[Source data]

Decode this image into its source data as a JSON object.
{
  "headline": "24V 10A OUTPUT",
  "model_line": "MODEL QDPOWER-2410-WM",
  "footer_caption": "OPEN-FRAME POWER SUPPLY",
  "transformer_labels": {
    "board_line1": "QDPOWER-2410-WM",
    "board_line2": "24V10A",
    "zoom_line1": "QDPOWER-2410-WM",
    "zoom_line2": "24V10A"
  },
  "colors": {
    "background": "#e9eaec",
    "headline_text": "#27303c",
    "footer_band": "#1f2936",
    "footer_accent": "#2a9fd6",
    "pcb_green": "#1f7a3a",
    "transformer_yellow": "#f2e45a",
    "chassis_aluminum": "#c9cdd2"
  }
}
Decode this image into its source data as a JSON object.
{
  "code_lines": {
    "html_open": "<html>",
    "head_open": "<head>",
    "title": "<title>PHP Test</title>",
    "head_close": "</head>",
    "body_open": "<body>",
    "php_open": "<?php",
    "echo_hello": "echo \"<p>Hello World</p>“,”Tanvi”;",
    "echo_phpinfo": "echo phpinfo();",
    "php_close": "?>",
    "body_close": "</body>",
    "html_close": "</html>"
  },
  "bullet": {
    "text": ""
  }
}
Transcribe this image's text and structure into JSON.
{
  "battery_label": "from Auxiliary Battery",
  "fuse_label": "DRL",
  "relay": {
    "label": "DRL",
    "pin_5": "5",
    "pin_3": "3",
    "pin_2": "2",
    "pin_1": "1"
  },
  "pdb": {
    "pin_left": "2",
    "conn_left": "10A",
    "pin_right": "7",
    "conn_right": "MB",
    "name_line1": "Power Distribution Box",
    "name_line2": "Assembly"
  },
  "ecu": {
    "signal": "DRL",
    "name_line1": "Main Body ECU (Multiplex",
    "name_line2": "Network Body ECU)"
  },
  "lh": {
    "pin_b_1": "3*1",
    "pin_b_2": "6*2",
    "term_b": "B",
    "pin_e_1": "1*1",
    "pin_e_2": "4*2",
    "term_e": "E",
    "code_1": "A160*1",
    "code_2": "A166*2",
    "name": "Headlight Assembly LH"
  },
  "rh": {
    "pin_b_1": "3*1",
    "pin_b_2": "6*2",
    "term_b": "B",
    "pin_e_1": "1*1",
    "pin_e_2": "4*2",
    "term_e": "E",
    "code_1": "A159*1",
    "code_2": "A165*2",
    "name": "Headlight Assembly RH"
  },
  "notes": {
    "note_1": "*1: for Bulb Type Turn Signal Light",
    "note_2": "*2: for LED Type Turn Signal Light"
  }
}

Your goal
Extract the complete listing verbatim.

Written answer
Decode this image into its source data as a JSON object.
{
  "headline": "24V 10A OUTPUT",
  "model_line": "MODEL QDPOWER-2410-WM",
  "footer_caption": "OPEN-FRAME POWER SUPPLY",
  "transformer_labels": {
    "board_line1": "QDPOWER-2410-WM",
    "board_line2": "24V10A",
    "zoom_line1": "QDPOWER-2410-WM",
    "zoom_line2": "24V10A"
  },
  "colors": {
    "background": "#e9eaec",
    "headline_text": "#27303c",
    "footer_band": "#1f2936",
    "footer_accent": "#2a9fd6",
    "pcb_green": "#1f7a3a",
    "transformer_yellow": "#f2e45a",
    "chassis_aluminum": "#c9cdd2"
  }
}
Decode this image into its source data as a JSON object.
{
  "code_lines": {
    "html_open": "<html>",
    "head_open": "<head>",
    "title": "<title>PHP Test</title>",
    "head_close": "</head>",
    "body_open": "<body>",
    "php_open": "<?php",
    "echo_hello": "echo \"<p>Hello World</p>“,”Tanvi”;",
    "echo_phpinfo": "echo phpinfo();",
    "php_close": "?>",
    "body_close": "</body>",
    "html_close": "</html>"
  },
  "bullet": {
    "text": ""
  }
}
Transcribe this image's text and structure into JSON.
{
  "battery_label": "from Auxiliary Battery",
  "fuse_label": "DRL",
  "relay": {
    "label": "DRL",
    "pin_5": "5",
    "pin_3": "3",
    "pin_2": "2",
    "pin_1": "1"
  },
  "pdb": {
    "pin_left": "2",
    "conn_left": "10A",
    "pin_right": "7",
    "conn_right": "MB",
    "name_line1": "Power Distribution Box",
    "name_line2": "Assembly"
  },
  "ecu": {
    "signal": "DRL",
    "name_line1": "Main Body ECU (Multiplex",
    "name_line2": "Network Body ECU)"
  },
  "lh": {
    "pin_b_1": "3*1",
    "pin_b_2": "6*2",
    "term_b": "B",
    "pin_e_1": "1*1",
    "pin_e_2": "4*2",
    "term_e": "E",
    "code_1": "A160*1",
    "code_2": "A166*2",
    "name": "Headlight Assembly LH"
  },
  "rh": {
    "pin_b_1": "3*1",
    "pin_b_2": "6*2",
    "term_b": "B",
    "pin_e_1": "1*1",
    "pin_e_2": "4*2",
    "term_e": "E",
    "code_1": "A159*1",
    "code_2": "A165*2",
    "name": "Headlight Assembly RH"
  },
  "notes": {
    "note_1": "*1: for Bulb Type Turn Signal Light",
    "note_2": "*2: for LED Type Turn Signal Light"
  }
}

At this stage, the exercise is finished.